* **PROVIDED DATA**:
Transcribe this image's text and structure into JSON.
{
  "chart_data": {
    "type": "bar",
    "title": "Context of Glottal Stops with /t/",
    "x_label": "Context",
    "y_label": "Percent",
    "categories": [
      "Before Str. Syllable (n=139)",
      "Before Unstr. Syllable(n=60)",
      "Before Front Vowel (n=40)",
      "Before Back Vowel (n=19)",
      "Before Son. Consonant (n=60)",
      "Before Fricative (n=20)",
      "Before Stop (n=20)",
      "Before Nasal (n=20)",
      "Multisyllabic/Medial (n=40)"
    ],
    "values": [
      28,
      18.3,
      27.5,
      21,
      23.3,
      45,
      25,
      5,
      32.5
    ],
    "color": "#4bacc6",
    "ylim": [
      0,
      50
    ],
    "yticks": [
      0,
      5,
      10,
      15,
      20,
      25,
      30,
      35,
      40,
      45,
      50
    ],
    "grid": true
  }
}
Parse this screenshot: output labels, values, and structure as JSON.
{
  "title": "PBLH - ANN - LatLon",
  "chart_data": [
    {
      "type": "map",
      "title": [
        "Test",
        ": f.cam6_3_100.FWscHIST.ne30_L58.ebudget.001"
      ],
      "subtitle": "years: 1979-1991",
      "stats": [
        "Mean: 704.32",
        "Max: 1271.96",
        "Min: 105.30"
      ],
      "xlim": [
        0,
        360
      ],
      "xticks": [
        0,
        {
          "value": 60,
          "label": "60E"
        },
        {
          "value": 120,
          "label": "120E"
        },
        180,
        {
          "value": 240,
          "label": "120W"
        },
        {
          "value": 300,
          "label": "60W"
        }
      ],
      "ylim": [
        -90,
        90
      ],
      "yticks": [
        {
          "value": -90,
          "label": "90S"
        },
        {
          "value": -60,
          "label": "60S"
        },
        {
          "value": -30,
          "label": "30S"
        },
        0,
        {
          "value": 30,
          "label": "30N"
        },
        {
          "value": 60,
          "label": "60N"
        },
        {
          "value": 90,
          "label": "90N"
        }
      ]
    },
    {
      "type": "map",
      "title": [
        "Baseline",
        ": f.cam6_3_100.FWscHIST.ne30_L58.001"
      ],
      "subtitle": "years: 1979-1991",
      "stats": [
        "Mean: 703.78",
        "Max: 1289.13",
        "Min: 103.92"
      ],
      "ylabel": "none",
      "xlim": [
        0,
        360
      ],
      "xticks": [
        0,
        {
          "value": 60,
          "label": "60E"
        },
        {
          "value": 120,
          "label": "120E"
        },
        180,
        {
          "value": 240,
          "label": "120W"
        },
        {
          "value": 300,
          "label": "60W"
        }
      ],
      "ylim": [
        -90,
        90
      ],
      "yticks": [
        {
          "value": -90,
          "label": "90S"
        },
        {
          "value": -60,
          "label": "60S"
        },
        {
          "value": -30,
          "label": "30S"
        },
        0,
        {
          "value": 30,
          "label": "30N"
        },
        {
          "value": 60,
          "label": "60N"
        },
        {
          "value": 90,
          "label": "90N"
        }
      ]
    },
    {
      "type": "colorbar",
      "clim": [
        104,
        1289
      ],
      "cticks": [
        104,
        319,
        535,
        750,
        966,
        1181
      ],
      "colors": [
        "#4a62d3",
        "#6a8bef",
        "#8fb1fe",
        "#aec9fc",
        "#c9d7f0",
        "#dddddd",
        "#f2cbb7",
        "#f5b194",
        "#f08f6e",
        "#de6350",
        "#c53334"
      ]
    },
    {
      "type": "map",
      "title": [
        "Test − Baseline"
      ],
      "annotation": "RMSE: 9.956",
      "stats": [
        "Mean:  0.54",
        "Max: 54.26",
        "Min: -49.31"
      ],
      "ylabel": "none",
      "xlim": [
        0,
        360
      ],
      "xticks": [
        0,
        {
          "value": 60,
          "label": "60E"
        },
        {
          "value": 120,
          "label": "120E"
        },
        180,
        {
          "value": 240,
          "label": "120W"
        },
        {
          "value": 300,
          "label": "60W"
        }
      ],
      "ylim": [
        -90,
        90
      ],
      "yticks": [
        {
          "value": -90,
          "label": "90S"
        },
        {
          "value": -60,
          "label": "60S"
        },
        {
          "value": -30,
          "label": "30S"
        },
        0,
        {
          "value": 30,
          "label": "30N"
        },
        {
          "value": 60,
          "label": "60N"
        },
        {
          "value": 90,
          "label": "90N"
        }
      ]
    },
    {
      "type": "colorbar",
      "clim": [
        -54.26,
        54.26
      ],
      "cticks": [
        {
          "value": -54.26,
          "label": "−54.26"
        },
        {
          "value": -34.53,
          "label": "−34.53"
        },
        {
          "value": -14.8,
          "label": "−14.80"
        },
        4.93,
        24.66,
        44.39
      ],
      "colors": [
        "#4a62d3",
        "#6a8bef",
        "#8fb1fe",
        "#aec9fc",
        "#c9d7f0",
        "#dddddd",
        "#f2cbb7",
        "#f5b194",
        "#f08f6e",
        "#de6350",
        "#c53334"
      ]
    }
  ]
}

* **EXERCISE REQUIREMENTS**: Return all lines containing the word "Before".

* **THE RESPONSE**:
      "Before Str. Syllable (n=139)",
      "Before Unstr. Syllable(n=60)",
      "Before Front Vowel (n=40)",
      "Before Back Vowel (n=19)",
      "Before Son. Consonant (n=60)",
      "Before Fricative (n=20)",
      "Before Stop (n=20)",
      "Before Nasal (n=20)",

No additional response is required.